- **Written instruction**: Could you copy out the listing below word for word, starting at its first line and ending at the line that contains "x-tick-label: 0 bbox=[96, 436, 104, 453]", with both of those lines included?

═════ Records shown ═════

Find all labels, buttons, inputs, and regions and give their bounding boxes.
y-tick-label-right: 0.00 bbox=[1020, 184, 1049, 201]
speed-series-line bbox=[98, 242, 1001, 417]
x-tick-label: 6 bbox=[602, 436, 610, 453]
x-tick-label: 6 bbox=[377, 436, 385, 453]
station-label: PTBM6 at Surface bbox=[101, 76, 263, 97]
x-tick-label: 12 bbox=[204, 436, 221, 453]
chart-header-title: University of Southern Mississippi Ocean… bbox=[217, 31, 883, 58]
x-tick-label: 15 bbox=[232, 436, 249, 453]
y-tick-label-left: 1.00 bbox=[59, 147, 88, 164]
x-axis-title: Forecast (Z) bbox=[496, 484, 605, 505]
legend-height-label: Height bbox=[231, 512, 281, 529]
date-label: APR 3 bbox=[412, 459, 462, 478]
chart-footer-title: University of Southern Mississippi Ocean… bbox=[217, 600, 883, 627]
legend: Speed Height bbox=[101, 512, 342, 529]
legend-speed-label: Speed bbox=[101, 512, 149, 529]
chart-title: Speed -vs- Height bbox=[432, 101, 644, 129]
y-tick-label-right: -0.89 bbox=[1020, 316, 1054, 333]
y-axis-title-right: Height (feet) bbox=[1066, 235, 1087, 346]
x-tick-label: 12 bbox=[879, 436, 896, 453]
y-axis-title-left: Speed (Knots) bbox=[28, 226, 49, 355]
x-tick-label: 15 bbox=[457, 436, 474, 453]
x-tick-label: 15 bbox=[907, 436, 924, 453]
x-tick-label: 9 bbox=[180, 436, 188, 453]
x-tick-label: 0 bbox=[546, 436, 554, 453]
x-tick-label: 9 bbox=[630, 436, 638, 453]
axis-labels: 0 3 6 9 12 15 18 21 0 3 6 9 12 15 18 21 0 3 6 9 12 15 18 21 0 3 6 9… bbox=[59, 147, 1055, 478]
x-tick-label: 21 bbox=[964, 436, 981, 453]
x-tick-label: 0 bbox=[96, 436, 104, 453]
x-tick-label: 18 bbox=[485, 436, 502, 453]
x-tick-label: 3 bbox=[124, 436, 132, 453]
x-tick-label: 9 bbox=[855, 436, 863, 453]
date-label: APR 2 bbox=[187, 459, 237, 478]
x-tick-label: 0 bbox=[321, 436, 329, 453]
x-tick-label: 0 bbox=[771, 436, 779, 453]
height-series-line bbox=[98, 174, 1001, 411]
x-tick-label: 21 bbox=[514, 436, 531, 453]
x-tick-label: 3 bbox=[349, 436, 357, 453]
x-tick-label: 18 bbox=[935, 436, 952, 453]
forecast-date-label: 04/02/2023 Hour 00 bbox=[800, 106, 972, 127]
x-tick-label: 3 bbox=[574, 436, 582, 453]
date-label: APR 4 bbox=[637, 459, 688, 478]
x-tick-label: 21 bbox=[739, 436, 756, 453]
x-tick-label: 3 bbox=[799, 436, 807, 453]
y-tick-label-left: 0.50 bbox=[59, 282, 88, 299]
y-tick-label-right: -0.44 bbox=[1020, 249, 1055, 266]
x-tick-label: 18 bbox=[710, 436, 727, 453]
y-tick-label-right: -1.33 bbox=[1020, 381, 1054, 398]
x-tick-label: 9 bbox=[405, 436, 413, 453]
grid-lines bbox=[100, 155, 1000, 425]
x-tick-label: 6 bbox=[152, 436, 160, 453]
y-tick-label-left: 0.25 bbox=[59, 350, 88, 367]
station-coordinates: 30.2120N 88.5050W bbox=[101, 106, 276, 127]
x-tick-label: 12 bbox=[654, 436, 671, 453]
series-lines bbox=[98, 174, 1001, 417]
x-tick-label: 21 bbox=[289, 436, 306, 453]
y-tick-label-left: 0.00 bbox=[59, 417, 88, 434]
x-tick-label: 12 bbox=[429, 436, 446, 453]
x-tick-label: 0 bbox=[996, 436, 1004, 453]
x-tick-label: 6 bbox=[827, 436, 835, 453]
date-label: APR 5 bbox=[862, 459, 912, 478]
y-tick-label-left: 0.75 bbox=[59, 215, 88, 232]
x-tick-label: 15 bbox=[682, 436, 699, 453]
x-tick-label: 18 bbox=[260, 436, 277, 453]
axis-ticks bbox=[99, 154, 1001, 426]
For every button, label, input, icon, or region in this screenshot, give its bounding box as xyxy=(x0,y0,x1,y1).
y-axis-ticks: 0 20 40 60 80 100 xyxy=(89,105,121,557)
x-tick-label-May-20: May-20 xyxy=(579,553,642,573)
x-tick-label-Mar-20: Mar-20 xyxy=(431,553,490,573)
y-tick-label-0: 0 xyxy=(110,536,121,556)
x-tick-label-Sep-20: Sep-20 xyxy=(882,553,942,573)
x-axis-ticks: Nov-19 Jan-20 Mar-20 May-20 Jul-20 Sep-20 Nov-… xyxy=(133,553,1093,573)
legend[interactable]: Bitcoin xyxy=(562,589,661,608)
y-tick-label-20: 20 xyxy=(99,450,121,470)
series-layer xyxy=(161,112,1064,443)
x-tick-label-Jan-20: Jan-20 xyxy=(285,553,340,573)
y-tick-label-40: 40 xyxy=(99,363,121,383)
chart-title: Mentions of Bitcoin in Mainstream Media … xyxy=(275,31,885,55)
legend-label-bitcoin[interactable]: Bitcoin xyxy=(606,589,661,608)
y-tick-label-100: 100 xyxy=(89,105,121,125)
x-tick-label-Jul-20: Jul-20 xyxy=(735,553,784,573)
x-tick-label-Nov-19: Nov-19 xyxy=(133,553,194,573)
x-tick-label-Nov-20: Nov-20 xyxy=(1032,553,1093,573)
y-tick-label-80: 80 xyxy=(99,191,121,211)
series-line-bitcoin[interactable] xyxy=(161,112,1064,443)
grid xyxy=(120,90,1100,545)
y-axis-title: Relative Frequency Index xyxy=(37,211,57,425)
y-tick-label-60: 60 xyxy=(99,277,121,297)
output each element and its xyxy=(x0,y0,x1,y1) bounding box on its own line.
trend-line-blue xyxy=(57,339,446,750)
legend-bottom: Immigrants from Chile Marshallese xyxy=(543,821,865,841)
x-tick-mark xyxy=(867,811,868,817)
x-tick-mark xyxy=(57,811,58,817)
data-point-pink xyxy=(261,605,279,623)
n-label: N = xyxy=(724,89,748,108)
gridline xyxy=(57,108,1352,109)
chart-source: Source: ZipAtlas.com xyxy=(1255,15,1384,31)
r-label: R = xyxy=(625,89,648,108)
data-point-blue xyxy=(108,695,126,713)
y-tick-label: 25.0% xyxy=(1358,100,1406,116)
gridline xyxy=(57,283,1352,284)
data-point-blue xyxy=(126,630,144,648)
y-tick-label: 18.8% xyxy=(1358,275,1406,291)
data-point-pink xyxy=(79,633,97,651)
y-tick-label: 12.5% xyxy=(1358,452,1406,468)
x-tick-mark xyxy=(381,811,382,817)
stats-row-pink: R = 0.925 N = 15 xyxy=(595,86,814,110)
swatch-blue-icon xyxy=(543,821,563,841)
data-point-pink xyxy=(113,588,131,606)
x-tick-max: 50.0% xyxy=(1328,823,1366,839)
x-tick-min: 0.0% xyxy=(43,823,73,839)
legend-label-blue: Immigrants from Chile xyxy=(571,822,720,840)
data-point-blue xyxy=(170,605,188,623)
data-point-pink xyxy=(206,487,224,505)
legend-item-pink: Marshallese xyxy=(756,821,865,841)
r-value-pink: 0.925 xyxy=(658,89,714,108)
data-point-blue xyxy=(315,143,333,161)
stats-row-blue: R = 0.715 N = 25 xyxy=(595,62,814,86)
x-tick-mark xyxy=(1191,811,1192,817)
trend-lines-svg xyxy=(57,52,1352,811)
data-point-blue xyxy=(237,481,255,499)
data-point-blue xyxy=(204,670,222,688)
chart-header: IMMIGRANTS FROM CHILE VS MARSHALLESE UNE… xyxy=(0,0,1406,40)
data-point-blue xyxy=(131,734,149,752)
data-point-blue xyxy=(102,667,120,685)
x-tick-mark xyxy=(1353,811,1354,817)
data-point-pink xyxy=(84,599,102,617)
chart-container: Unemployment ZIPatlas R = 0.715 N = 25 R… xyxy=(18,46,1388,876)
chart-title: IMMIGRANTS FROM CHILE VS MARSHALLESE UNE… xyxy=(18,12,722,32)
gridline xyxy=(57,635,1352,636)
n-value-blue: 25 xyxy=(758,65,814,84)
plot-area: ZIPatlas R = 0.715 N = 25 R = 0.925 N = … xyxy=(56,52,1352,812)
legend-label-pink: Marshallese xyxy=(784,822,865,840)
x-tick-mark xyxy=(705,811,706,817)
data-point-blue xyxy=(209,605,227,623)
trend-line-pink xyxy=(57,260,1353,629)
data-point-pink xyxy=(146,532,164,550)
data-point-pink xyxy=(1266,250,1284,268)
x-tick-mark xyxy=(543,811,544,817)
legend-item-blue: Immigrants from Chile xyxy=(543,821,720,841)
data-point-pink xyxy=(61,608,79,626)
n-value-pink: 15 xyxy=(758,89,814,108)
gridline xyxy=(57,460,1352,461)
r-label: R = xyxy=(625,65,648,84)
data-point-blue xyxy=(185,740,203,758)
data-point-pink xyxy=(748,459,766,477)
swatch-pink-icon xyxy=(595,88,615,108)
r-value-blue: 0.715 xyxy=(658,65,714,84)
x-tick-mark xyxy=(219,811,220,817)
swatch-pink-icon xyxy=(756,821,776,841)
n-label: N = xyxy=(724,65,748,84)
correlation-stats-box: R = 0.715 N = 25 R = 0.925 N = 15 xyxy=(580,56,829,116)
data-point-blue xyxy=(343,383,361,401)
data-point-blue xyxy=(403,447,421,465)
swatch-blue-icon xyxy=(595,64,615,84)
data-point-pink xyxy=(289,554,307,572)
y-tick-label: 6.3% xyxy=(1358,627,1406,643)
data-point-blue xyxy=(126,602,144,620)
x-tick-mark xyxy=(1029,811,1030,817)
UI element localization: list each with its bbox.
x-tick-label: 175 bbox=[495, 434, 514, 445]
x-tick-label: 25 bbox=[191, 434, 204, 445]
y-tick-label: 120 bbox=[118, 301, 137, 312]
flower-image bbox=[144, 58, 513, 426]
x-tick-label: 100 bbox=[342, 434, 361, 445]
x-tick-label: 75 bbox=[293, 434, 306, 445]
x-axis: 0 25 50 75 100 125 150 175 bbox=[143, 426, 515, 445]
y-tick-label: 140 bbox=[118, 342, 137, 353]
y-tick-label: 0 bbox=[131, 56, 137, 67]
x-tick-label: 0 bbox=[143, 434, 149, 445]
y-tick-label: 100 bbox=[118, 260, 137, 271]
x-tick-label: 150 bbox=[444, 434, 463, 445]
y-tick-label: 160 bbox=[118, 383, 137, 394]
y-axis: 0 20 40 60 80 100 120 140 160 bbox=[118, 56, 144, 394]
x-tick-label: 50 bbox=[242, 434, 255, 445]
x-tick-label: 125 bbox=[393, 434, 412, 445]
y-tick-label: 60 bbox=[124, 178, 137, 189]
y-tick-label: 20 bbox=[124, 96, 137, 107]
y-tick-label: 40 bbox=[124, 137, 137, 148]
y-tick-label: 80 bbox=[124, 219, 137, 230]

═════

- **Finished exercise**:
Find all labels, buttons, inputs, and regions and give their bounding boxes.
y-tick-label-right: 0.00 bbox=[1020, 184, 1049, 201]
speed-series-line bbox=[98, 242, 1001, 417]
x-tick-label: 6 bbox=[602, 436, 610, 453]
x-tick-label: 6 bbox=[377, 436, 385, 453]
station-label: PTBM6 at Surface bbox=[101, 76, 263, 97]
x-tick-label: 12 bbox=[204, 436, 221, 453]
chart-header-title: University of Southern Mississippi Ocean… bbox=[217, 31, 883, 58]
x-tick-label: 15 bbox=[232, 436, 249, 453]
y-tick-label-left: 1.00 bbox=[59, 147, 88, 164]
x-axis-title: Forecast (Z) bbox=[496, 484, 605, 505]
legend-height-label: Height bbox=[231, 512, 281, 529]
date-label: APR 3 bbox=[412, 459, 462, 478]
chart-footer-title: University of Southern Mississippi Ocean… bbox=[217, 600, 883, 627]
legend: Speed Height bbox=[101, 512, 342, 529]
legend-speed-label: Speed bbox=[101, 512, 149, 529]
chart-title: Speed -vs- Height bbox=[432, 101, 644, 129]
y-tick-label-right: -0.89 bbox=[1020, 316, 1054, 333]
y-axis-title-right: Height (feet) bbox=[1066, 235, 1087, 346]
x-tick-label: 12 bbox=[879, 436, 896, 453]
y-axis-title-left: Speed (Knots) bbox=[28, 226, 49, 355]
x-tick-label: 15 bbox=[457, 436, 474, 453]
x-tick-label: 15 bbox=[907, 436, 924, 453]
x-tick-label: 9 bbox=[180, 436, 188, 453]
x-tick-label: 0 bbox=[546, 436, 554, 453]
x-tick-label: 9 bbox=[630, 436, 638, 453]
axis-labels: 0 3 6 9 12 15 18 21 0 3 6 9 12 15 18 21 0 3 6 9 12 15 18 21 0 3 6 9… bbox=[59, 147, 1055, 478]
x-tick-label: 21 bbox=[964, 436, 981, 453]
x-tick-label: 0 bbox=[96, 436, 104, 453]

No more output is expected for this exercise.